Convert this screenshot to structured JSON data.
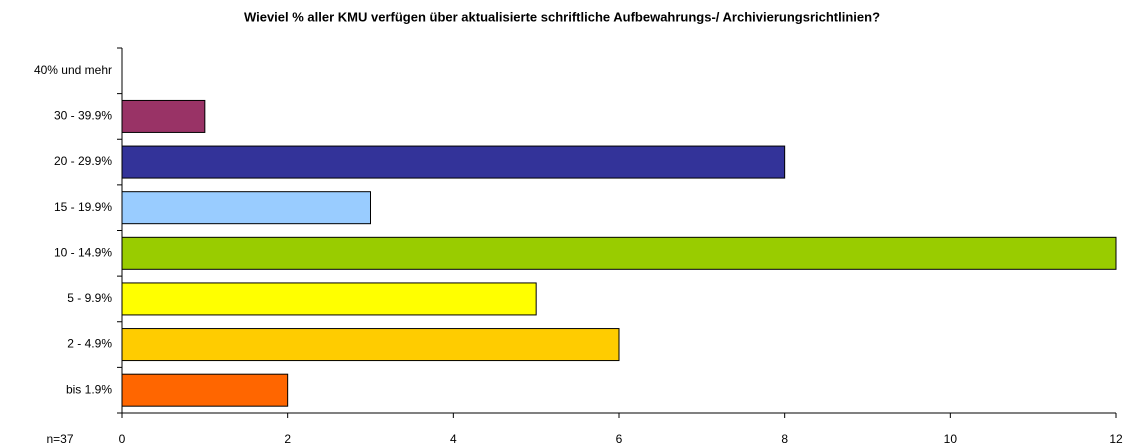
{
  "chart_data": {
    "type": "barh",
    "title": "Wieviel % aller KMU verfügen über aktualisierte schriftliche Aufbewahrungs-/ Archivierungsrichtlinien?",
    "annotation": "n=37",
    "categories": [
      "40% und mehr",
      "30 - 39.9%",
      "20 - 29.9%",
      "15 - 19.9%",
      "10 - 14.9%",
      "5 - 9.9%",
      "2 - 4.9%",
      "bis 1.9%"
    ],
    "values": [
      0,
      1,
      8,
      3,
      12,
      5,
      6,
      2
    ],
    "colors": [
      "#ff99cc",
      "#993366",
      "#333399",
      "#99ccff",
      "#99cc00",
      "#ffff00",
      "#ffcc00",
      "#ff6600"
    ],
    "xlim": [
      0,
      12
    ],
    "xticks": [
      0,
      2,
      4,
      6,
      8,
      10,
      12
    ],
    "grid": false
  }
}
--
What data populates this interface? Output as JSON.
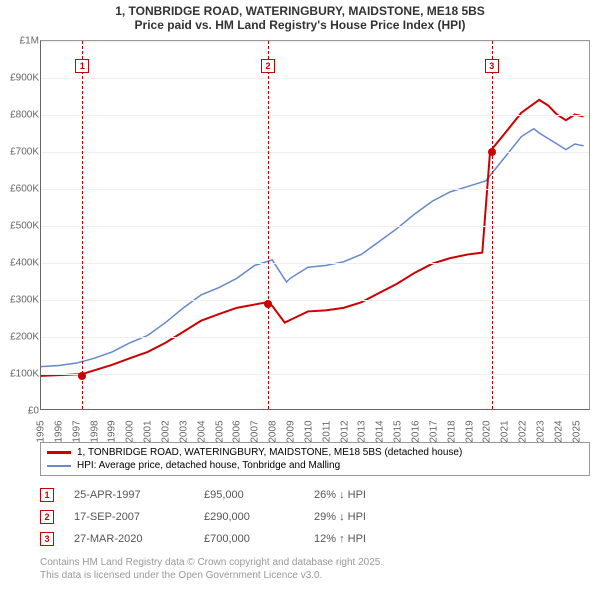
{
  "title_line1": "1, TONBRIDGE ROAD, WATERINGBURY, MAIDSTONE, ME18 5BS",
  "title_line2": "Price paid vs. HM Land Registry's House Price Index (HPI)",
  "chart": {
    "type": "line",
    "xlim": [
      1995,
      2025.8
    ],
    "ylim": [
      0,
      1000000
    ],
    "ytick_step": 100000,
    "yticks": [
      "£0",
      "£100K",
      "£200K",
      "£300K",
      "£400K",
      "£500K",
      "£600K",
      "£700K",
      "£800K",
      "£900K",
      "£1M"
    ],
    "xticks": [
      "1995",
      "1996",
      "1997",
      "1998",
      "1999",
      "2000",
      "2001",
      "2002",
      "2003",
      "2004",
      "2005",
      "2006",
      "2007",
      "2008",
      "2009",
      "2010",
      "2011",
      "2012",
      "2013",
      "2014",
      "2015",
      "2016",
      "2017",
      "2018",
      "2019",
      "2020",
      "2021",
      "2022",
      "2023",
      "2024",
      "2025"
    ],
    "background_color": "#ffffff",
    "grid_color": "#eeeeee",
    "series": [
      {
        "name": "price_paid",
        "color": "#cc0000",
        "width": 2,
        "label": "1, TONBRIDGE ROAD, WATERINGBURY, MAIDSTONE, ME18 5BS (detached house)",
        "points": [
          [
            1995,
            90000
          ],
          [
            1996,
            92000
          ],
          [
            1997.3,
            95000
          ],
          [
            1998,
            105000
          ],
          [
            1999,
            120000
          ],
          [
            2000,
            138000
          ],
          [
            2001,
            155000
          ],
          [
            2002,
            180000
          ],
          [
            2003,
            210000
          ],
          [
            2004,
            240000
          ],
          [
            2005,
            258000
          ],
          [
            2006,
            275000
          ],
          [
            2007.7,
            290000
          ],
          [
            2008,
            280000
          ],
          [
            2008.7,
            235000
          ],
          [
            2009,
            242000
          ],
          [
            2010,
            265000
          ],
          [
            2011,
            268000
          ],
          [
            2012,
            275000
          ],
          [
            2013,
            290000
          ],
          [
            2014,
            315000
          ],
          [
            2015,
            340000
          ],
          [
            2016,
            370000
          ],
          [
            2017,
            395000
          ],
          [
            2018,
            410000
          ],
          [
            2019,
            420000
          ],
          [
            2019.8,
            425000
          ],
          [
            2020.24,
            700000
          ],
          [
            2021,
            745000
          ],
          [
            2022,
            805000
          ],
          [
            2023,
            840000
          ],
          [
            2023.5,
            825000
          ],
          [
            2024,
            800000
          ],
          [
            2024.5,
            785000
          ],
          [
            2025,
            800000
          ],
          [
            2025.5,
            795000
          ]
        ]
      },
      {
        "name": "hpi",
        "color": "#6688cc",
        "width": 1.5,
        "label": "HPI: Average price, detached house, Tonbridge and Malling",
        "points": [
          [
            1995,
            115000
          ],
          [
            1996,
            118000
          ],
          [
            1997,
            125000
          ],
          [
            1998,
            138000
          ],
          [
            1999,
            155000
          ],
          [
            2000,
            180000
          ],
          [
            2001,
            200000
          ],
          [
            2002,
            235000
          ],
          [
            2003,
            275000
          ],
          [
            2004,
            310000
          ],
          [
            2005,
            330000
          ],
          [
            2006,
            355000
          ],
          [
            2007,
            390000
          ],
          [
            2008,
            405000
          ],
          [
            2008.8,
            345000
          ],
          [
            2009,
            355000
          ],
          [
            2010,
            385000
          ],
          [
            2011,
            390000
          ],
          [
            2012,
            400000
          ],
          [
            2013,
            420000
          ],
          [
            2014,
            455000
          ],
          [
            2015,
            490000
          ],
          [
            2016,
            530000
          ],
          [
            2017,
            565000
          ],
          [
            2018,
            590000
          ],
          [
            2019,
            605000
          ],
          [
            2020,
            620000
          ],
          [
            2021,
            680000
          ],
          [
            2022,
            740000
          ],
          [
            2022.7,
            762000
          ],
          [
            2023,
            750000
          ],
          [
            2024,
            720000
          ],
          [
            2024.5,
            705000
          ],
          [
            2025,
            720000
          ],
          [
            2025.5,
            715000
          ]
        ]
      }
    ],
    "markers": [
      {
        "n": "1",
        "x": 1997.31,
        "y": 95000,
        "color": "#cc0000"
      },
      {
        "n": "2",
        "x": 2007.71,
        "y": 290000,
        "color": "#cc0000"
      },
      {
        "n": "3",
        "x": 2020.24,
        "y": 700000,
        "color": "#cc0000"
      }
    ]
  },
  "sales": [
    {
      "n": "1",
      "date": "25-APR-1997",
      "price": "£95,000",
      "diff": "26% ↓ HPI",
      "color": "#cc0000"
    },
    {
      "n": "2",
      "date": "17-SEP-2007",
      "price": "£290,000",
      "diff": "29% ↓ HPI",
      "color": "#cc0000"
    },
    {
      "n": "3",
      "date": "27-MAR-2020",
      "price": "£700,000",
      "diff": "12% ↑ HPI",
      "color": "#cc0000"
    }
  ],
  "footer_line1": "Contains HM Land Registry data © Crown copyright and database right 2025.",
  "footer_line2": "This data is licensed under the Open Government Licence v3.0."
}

[Prompt]: Copy out all lines that carry the word "ROAD".

[Solution to this task]:
  "title_line1": "1, TONBRIDGE ROAD, WATERINGBURY, MAIDSTONE, ME18 5BS",
        "label": "1, TONBRIDGE ROAD, WATERINGBURY, MAIDSTONE, ME18 5BS (detached house)",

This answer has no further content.